GIVEN DATA:
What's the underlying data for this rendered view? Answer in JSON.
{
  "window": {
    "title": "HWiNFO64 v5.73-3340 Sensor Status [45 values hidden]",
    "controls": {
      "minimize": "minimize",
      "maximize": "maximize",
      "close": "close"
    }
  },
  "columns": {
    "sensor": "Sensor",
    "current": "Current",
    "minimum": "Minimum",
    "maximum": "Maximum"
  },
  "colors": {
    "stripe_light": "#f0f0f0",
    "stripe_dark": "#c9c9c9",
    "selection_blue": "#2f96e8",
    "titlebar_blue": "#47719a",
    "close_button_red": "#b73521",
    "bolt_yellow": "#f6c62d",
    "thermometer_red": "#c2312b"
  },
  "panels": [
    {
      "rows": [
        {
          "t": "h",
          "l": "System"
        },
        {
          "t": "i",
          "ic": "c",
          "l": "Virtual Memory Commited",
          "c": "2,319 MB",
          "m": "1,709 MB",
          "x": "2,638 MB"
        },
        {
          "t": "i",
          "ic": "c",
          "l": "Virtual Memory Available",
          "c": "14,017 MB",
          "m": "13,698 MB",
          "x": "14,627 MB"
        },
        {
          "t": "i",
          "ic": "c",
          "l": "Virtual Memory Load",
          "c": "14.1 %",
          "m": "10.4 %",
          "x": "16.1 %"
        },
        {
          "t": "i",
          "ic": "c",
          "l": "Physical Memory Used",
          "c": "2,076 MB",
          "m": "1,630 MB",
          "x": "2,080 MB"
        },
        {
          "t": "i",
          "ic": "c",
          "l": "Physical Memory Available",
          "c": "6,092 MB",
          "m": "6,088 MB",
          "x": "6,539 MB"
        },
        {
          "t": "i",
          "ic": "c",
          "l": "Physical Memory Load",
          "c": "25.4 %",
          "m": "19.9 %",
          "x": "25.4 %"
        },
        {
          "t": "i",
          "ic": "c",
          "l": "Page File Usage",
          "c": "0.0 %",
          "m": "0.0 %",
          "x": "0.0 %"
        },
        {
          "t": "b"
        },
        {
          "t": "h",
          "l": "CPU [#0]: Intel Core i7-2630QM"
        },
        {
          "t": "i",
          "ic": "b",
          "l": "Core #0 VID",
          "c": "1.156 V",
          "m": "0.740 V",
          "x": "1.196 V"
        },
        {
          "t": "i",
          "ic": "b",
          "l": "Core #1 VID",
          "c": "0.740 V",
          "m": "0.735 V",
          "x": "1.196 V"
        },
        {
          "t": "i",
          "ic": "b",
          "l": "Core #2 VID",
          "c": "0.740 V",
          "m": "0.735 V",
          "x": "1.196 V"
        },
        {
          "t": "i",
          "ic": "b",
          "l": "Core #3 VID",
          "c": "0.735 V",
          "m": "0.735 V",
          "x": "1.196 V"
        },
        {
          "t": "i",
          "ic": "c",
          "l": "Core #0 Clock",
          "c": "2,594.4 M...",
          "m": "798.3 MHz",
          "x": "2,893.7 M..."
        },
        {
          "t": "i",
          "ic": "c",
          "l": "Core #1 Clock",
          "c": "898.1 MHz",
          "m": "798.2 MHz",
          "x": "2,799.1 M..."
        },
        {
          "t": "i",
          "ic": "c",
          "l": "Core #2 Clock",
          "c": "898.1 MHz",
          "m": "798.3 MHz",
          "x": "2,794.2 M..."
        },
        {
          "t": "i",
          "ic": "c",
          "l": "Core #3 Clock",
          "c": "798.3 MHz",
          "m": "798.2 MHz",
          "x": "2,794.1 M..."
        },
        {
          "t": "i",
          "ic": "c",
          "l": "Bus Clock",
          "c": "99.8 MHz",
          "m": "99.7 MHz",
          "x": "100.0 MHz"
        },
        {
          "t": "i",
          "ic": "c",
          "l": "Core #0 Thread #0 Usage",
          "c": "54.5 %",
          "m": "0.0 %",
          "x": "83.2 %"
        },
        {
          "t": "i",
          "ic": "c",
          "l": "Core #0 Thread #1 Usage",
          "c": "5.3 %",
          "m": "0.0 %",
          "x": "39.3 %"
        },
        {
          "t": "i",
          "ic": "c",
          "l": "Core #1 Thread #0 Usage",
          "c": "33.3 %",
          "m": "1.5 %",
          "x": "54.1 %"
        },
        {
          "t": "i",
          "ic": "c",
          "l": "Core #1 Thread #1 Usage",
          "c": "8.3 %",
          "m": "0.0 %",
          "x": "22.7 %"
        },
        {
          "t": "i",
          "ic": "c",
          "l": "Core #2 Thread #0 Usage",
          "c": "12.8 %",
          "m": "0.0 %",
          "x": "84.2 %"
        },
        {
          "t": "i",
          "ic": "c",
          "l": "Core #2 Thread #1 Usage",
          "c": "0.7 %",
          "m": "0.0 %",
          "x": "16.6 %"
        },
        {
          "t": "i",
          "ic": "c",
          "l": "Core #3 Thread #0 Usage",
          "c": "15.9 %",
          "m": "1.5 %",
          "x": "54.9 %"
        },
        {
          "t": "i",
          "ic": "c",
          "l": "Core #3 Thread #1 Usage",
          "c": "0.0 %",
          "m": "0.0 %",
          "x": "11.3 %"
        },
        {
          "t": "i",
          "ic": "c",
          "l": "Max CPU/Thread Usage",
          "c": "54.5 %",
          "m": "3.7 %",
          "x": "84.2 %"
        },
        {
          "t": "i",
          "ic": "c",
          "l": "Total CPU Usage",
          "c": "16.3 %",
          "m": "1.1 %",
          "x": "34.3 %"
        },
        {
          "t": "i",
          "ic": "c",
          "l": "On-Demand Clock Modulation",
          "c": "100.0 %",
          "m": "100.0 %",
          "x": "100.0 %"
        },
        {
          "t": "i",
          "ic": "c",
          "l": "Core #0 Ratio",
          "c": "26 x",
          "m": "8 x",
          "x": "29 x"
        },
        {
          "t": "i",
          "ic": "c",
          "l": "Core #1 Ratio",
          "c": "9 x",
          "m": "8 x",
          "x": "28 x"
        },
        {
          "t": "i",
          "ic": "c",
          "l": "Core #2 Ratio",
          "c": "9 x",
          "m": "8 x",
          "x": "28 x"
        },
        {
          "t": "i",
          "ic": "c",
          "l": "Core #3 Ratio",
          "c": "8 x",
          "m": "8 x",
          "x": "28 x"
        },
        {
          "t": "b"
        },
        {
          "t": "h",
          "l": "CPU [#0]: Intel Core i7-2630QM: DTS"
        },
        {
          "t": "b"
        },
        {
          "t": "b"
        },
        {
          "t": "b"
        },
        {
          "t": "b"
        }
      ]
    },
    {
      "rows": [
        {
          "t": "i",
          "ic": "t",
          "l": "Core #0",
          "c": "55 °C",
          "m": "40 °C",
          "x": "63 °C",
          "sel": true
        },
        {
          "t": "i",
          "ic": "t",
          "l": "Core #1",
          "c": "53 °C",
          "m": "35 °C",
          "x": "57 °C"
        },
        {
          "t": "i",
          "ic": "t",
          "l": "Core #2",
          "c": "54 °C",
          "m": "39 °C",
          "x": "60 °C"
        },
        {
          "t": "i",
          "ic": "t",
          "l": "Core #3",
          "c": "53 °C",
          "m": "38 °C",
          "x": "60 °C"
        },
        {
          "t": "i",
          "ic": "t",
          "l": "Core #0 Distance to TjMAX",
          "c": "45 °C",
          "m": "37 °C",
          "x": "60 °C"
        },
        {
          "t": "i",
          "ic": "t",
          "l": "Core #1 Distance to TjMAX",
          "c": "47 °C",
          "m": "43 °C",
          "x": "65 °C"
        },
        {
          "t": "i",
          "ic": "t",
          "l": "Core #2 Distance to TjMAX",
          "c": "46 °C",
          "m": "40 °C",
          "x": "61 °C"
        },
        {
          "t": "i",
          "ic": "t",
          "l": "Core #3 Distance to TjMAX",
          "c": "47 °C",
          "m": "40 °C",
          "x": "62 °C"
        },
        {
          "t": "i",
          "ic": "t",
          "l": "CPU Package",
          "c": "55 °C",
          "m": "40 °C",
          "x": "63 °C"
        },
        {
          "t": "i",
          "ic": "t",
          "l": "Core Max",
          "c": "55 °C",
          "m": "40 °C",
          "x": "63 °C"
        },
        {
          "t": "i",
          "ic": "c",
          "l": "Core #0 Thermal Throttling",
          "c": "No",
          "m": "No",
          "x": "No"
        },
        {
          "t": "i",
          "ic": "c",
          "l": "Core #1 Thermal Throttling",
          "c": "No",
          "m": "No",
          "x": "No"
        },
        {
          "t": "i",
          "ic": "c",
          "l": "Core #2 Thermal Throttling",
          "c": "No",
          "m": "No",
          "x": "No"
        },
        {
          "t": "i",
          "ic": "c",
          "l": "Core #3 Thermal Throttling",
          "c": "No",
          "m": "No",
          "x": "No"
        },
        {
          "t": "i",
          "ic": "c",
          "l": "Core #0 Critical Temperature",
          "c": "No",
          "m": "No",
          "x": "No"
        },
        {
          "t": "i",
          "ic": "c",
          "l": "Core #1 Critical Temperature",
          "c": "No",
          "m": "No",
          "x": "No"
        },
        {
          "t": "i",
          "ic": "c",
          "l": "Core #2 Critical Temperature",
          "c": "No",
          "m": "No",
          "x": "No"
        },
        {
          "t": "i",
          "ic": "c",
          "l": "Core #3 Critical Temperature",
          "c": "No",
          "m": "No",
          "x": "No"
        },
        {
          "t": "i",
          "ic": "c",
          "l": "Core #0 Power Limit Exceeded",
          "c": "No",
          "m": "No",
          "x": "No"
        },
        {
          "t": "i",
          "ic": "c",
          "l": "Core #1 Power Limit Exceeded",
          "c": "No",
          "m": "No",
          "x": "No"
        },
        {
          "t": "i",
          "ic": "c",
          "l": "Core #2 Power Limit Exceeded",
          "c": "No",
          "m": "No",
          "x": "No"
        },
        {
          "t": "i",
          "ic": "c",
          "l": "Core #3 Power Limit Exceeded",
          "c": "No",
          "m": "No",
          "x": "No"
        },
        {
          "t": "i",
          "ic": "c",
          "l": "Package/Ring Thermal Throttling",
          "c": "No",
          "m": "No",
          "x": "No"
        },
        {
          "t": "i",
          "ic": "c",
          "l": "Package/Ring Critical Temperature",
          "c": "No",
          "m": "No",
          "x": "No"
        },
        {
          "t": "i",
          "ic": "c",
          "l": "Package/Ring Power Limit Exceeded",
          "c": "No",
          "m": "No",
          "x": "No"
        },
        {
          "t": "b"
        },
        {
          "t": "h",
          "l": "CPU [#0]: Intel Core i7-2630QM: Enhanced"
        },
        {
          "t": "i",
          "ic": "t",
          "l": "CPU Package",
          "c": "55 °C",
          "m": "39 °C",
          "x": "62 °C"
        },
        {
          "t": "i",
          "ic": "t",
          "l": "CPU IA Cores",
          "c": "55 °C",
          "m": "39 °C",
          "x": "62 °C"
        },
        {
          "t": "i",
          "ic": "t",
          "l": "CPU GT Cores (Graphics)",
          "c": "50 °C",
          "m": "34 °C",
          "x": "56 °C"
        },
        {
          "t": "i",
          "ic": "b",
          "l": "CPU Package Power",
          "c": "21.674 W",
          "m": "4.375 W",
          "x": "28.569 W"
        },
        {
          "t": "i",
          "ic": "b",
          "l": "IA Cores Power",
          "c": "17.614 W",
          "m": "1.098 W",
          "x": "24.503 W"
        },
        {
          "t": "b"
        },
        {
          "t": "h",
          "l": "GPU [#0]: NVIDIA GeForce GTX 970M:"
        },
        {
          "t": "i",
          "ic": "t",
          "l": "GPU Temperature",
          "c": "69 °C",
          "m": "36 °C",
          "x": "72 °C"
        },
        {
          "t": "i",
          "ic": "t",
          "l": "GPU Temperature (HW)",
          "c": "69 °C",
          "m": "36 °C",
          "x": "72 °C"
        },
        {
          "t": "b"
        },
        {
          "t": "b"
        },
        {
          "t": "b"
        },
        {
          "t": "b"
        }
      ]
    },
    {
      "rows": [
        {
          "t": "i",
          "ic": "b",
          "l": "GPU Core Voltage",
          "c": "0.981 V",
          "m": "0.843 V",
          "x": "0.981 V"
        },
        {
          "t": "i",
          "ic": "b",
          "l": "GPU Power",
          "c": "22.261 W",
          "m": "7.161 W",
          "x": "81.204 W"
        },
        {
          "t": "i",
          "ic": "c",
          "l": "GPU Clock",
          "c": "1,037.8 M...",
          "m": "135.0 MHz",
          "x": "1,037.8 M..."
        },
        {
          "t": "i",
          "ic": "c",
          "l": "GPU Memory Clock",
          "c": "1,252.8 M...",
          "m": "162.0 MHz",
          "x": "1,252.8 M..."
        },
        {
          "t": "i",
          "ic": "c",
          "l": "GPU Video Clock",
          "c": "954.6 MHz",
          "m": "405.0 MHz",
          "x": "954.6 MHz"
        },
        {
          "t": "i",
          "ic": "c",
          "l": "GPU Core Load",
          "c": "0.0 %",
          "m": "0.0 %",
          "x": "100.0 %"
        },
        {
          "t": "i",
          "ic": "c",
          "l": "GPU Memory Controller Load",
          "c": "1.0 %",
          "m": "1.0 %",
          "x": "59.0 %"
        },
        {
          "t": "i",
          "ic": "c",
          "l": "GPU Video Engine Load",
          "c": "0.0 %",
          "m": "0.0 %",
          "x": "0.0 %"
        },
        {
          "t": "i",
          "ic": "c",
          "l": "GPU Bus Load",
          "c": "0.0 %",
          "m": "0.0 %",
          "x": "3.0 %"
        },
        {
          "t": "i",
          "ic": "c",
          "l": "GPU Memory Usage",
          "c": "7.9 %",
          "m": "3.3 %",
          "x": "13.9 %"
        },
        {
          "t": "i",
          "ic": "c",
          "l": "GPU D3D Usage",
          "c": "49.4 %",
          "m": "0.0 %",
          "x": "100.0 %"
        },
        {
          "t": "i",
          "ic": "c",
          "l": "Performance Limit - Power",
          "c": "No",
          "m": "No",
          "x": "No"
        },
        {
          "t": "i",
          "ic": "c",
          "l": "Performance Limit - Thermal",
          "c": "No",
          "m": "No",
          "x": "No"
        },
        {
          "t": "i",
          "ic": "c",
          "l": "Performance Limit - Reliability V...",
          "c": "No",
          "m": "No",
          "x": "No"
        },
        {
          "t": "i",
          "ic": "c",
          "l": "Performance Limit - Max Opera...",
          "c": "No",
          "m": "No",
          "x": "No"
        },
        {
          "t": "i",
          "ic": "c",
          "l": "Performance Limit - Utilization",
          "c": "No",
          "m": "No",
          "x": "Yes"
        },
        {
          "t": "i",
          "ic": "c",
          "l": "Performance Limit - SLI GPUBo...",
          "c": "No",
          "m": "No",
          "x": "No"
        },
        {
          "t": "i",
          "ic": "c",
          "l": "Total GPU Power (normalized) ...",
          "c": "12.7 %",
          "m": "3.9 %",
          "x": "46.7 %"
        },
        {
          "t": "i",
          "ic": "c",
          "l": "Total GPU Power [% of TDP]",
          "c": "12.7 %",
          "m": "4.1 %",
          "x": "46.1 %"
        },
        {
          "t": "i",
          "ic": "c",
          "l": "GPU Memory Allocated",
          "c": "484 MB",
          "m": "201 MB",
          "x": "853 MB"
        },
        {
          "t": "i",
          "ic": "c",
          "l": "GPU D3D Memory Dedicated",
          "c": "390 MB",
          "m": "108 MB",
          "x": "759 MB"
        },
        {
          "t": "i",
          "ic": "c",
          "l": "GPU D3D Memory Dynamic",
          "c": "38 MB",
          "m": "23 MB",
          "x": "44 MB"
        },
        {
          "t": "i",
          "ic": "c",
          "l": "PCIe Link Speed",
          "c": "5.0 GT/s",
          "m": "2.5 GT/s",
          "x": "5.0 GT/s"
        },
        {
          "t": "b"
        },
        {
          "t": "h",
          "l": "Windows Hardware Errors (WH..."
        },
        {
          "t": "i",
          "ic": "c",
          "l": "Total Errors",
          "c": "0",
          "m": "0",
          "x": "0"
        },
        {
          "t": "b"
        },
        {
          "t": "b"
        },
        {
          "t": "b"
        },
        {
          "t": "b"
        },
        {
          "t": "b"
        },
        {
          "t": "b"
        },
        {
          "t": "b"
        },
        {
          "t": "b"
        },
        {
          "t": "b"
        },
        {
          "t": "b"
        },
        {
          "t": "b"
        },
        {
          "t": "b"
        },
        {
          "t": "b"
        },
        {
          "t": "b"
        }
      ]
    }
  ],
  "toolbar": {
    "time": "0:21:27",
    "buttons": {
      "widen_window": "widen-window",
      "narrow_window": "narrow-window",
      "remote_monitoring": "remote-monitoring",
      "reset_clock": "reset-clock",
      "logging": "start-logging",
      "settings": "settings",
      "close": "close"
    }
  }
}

SET TASK:
Establish how many lines of the records contain the string "Power" and state that number without elaboration.

SOLUTION BELOW:
11